- [TEXT]
It is usually incumbent upon a claimant in an arbitration to prove what it contends.[20] In respect of a particular allegation, the burden lies upon the party for whom the substantiation of that particular allegation is an essential part of its case. Formulations of the incidence of the legal burden of proof are sometimes made on the basis that it rests on the party asserting the affirmative of an issue.[21]

Article 22.1 of the HKIAC Administered Arbitration Rules 2018 (the HKIAC Rules) states that ‘each party shall have the burden of proving the facts relied on to support its claim or defence’. The standard of proof in civil cases in Hong Kong is the balance of probabilities.


An arbitral tribunal in Hong Kong may, in deciding a dispute, award any remedy or relief that could have been ordered by the court if the dispute had been the subject of civil proceedings in the court.[22] Therefore, all remedies available under Hong Kong law are generally available to a successful claimant in an M&A arbitration in Hong Kong. This includes damages, specific performance, rescission, injunctions, restitution and declarations.

- [DATA EXCERPTS]
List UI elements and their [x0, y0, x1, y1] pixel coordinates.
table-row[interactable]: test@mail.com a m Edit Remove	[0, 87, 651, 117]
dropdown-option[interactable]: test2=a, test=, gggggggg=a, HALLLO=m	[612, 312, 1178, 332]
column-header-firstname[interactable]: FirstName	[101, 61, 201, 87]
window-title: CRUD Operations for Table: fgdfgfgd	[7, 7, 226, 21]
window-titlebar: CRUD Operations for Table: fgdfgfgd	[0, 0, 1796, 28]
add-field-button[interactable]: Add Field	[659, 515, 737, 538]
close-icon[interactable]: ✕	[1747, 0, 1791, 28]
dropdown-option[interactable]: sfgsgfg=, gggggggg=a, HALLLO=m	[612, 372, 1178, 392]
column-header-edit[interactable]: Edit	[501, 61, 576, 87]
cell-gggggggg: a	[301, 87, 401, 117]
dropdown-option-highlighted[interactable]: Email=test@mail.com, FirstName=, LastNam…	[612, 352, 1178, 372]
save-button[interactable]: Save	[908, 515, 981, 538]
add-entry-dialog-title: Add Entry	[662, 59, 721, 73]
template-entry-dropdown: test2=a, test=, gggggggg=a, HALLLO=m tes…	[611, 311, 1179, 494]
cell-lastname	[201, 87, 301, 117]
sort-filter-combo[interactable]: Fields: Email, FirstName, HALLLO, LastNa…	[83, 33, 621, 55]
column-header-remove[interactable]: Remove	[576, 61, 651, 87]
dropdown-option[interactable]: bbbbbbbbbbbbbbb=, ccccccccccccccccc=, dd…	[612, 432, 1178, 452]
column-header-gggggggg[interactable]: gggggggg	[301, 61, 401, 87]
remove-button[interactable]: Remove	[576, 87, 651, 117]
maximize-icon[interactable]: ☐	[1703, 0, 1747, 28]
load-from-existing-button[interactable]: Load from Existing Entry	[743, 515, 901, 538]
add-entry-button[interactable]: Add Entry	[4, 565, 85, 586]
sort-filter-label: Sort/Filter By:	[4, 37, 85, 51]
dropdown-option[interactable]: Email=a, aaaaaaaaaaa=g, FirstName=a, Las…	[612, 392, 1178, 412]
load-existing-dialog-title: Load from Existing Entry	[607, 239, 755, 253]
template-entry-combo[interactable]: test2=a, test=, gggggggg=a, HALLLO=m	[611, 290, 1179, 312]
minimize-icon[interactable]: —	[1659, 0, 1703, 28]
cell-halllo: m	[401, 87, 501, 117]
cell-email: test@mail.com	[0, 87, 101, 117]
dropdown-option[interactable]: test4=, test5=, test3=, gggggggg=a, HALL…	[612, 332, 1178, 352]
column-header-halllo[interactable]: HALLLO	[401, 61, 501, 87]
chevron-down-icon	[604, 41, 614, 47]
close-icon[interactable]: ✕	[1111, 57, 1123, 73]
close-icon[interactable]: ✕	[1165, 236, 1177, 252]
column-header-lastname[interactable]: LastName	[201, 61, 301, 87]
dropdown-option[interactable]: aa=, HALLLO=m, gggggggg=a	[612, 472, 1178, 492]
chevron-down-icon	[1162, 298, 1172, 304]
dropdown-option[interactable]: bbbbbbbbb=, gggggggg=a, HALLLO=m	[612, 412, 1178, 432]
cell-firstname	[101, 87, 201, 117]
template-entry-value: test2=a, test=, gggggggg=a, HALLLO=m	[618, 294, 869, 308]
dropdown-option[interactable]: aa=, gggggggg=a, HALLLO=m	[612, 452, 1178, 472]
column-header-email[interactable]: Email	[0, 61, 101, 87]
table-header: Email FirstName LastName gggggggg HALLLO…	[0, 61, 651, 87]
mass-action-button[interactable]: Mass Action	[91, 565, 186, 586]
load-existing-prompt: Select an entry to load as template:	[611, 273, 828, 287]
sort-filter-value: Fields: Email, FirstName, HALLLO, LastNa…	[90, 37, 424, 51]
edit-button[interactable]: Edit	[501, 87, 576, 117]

- [EXERCISE PROMPT]
What standard of proof applies to civil cases in Hong Kong, according to the text on arbitration in Hong Kong? The records aren't needed for this.

- [PROBLEM SOLUTION]
The balance of probabilities.